WORK TO COMPLETE:
Search the data for the string "JSON" and extract every line where it appears.

SUPPLIED MATERIAL:
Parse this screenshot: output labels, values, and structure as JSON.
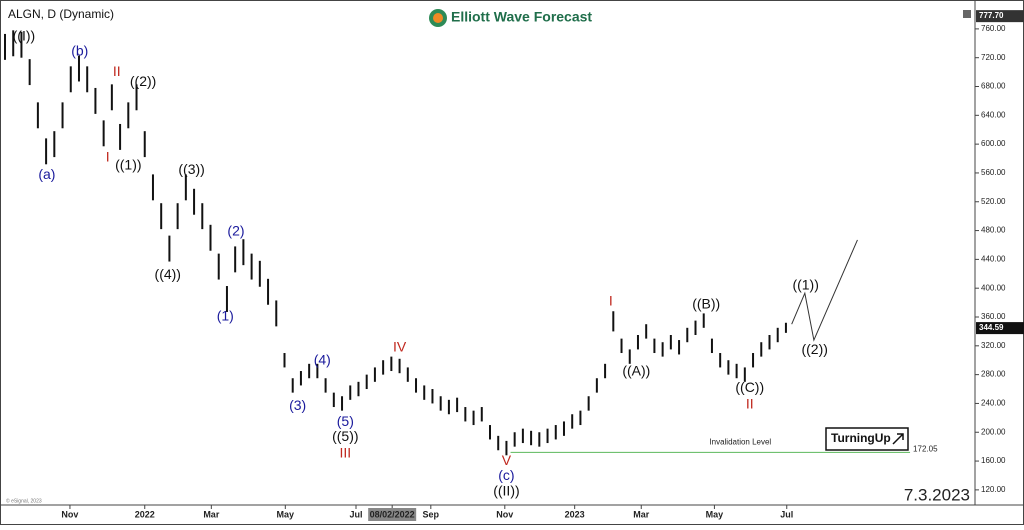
{
  "chart_data": {
    "type": "range_bar",
    "title": "ALGN, D (Dynamic)",
    "logo": "Elliott Wave Forecast",
    "date_stamp": "7.3.2023",
    "brand_badge": "TurningUp",
    "copyright": "© eSignal, 2023",
    "color": "#111111",
    "xlim": [
      0,
      118
    ],
    "ylim": [
      99,
      789
    ],
    "yticks": [
      {
        "value": 120,
        "label": "120.00"
      },
      {
        "value": 160,
        "label": "160.00"
      },
      {
        "value": 200,
        "label": "200.00"
      },
      {
        "value": 240,
        "label": "240.00"
      },
      {
        "value": 280,
        "label": "280.00"
      },
      {
        "value": 320,
        "label": "320.00"
      },
      {
        "value": 360,
        "label": "360.00"
      },
      {
        "value": 400,
        "label": "400.00"
      },
      {
        "value": 440,
        "label": "440.00"
      },
      {
        "value": 480,
        "label": "480.00"
      },
      {
        "value": 520,
        "label": "520.00"
      },
      {
        "value": 560,
        "label": "560.00"
      },
      {
        "value": 600,
        "label": "600.00"
      },
      {
        "value": 640,
        "label": "640.00"
      },
      {
        "value": 680,
        "label": "680.00"
      },
      {
        "value": 720,
        "label": "720.00"
      },
      {
        "value": 760,
        "label": "760.00"
      }
    ],
    "xticks": [
      {
        "value": 7.9,
        "label": "Nov"
      },
      {
        "value": 17,
        "label": "2022"
      },
      {
        "value": 25.1,
        "label": "Mar"
      },
      {
        "value": 34.1,
        "label": "May"
      },
      {
        "value": 42.7,
        "label": "Jul"
      },
      {
        "value": 47.1,
        "label": "08/02/2022"
      },
      {
        "value": 51.8,
        "label": "Sep"
      },
      {
        "value": 60.8,
        "label": "Nov"
      },
      {
        "value": 69.3,
        "label": "2023"
      },
      {
        "value": 77.4,
        "label": "Mar"
      },
      {
        "value": 86.3,
        "label": "May"
      },
      {
        "value": 95.1,
        "label": "Jul"
      }
    ],
    "highlighted_xtick": 5,
    "high": [
      753,
      758,
      756,
      718,
      658,
      608,
      618,
      658,
      708,
      723,
      708,
      678,
      633,
      683,
      628,
      658,
      683,
      618,
      558,
      518,
      473,
      518,
      558,
      538,
      518,
      488,
      448,
      403,
      458,
      468,
      448,
      438,
      413,
      383,
      310,
      275,
      285,
      295,
      295,
      275,
      255,
      250,
      265,
      270,
      280,
      290,
      300,
      305,
      302,
      290,
      275,
      265,
      260,
      250,
      245,
      248,
      235,
      230,
      235,
      210,
      195,
      188,
      200,
      205,
      202,
      200,
      205,
      210,
      215,
      225,
      230,
      250,
      275,
      295,
      368,
      330,
      315,
      335,
      350,
      330,
      325,
      335,
      328,
      345,
      355,
      365,
      330,
      310,
      300,
      295,
      290,
      310,
      325,
      335,
      345,
      352
    ],
    "low": [
      717,
      722,
      720,
      682,
      622,
      572,
      582,
      622,
      672,
      687,
      672,
      642,
      597,
      647,
      592,
      622,
      647,
      582,
      522,
      482,
      437,
      482,
      522,
      502,
      482,
      452,
      412,
      367,
      422,
      432,
      412,
      402,
      377,
      347,
      290,
      255,
      265,
      275,
      275,
      255,
      235,
      230,
      245,
      250,
      260,
      270,
      280,
      285,
      282,
      270,
      255,
      245,
      240,
      230,
      225,
      228,
      215,
      210,
      215,
      190,
      175,
      168,
      180,
      185,
      182,
      180,
      185,
      190,
      195,
      205,
      210,
      230,
      255,
      275,
      340,
      310,
      295,
      315,
      330,
      310,
      305,
      315,
      308,
      325,
      335,
      345,
      310,
      290,
      280,
      275,
      270,
      290,
      305,
      315,
      325,
      338
    ],
    "last_price": {
      "value": 344.59,
      "label": "344.59"
    },
    "top_price": {
      "value": 777.7,
      "label": "777.70"
    },
    "projection": {
      "x": [
        95.7,
        97.3,
        98.4,
        103.7
      ],
      "y": [
        350,
        393,
        328,
        467
      ],
      "color": "#333333"
    },
    "invalidation": {
      "label": "Invalidation Level",
      "value": 172.05,
      "value_label": "172.05",
      "x": [
        61.5,
        110.1
      ],
      "color": "#5cb85c"
    },
    "annotations": [
      {
        "text": "((I))",
        "x": 2.3,
        "y": 749,
        "color": "#111111"
      },
      {
        "text": "(b)",
        "x": 9.1,
        "y": 728,
        "color": "#1a1a9c"
      },
      {
        "text": "(a)",
        "x": 5.1,
        "y": 557,
        "color": "#1a1a9c"
      },
      {
        "text": "II",
        "x": 13.6,
        "y": 700,
        "color": "#c0281e"
      },
      {
        "text": "I",
        "x": 12.5,
        "y": 581,
        "color": "#c0281e"
      },
      {
        "text": "((2))",
        "x": 16.8,
        "y": 686,
        "color": "#111111"
      },
      {
        "text": "((1))",
        "x": 15,
        "y": 570,
        "color": "#111111"
      },
      {
        "text": "((3))",
        "x": 22.7,
        "y": 564,
        "color": "#111111"
      },
      {
        "text": "((4))",
        "x": 19.8,
        "y": 418,
        "color": "#111111"
      },
      {
        "text": "(2)",
        "x": 28.1,
        "y": 478,
        "color": "#1a1a9c"
      },
      {
        "text": "(1)",
        "x": 26.8,
        "y": 360,
        "color": "#1a1a9c"
      },
      {
        "text": "(4)",
        "x": 38.6,
        "y": 299,
        "color": "#1a1a9c"
      },
      {
        "text": "(3)",
        "x": 35.6,
        "y": 236,
        "color": "#1a1a9c"
      },
      {
        "text": "(5)",
        "x": 41.4,
        "y": 214,
        "color": "#1a1a9c"
      },
      {
        "text": "((5))",
        "x": 41.4,
        "y": 193,
        "color": "#111111"
      },
      {
        "text": "III",
        "x": 41.4,
        "y": 170,
        "color": "#c0281e"
      },
      {
        "text": "IV",
        "x": 48,
        "y": 317,
        "color": "#c0281e"
      },
      {
        "text": "V",
        "x": 61,
        "y": 160,
        "color": "#c0281e"
      },
      {
        "text": "(c)",
        "x": 61,
        "y": 139,
        "color": "#1a1a9c"
      },
      {
        "text": "((II))",
        "x": 61,
        "y": 117,
        "color": "#111111"
      },
      {
        "text": "I",
        "x": 73.7,
        "y": 381,
        "color": "#c0281e"
      },
      {
        "text": "((A))",
        "x": 76.8,
        "y": 284,
        "color": "#111111"
      },
      {
        "text": "((B))",
        "x": 85.3,
        "y": 377,
        "color": "#111111"
      },
      {
        "text": "((C))",
        "x": 90.6,
        "y": 261,
        "color": "#111111"
      },
      {
        "text": "II",
        "x": 90.6,
        "y": 238,
        "color": "#c0281e"
      },
      {
        "text": "((1))",
        "x": 97.4,
        "y": 403,
        "color": "#111111"
      },
      {
        "text": "((2))",
        "x": 98.5,
        "y": 314,
        "color": "#111111"
      }
    ]
  }
}
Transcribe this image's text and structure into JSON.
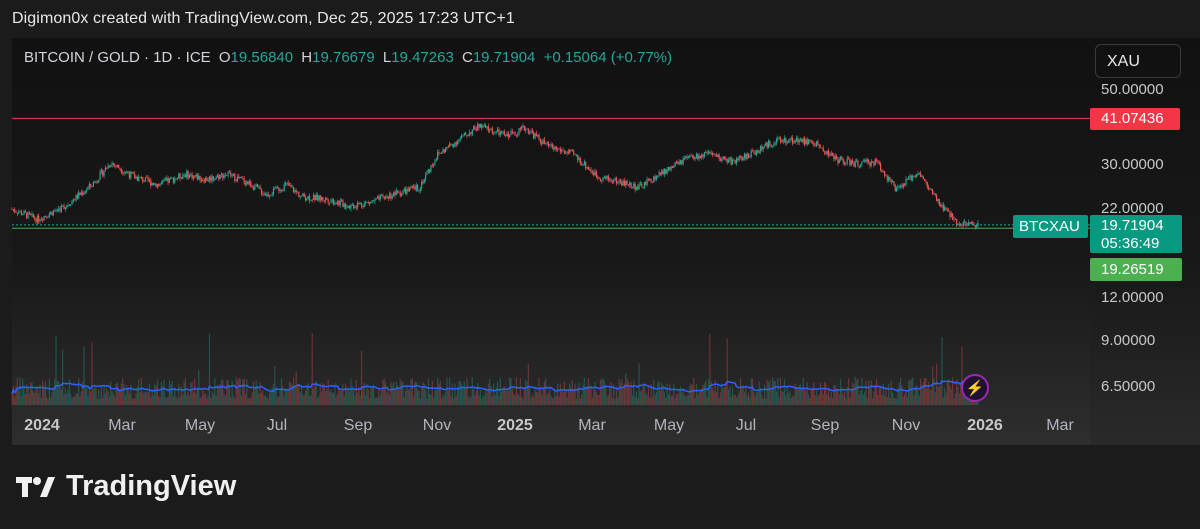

THE RESPONSE:
Parse this screenshot: output labels, values, and structure as JSON.
Transcribe this image's text and structure into JSON.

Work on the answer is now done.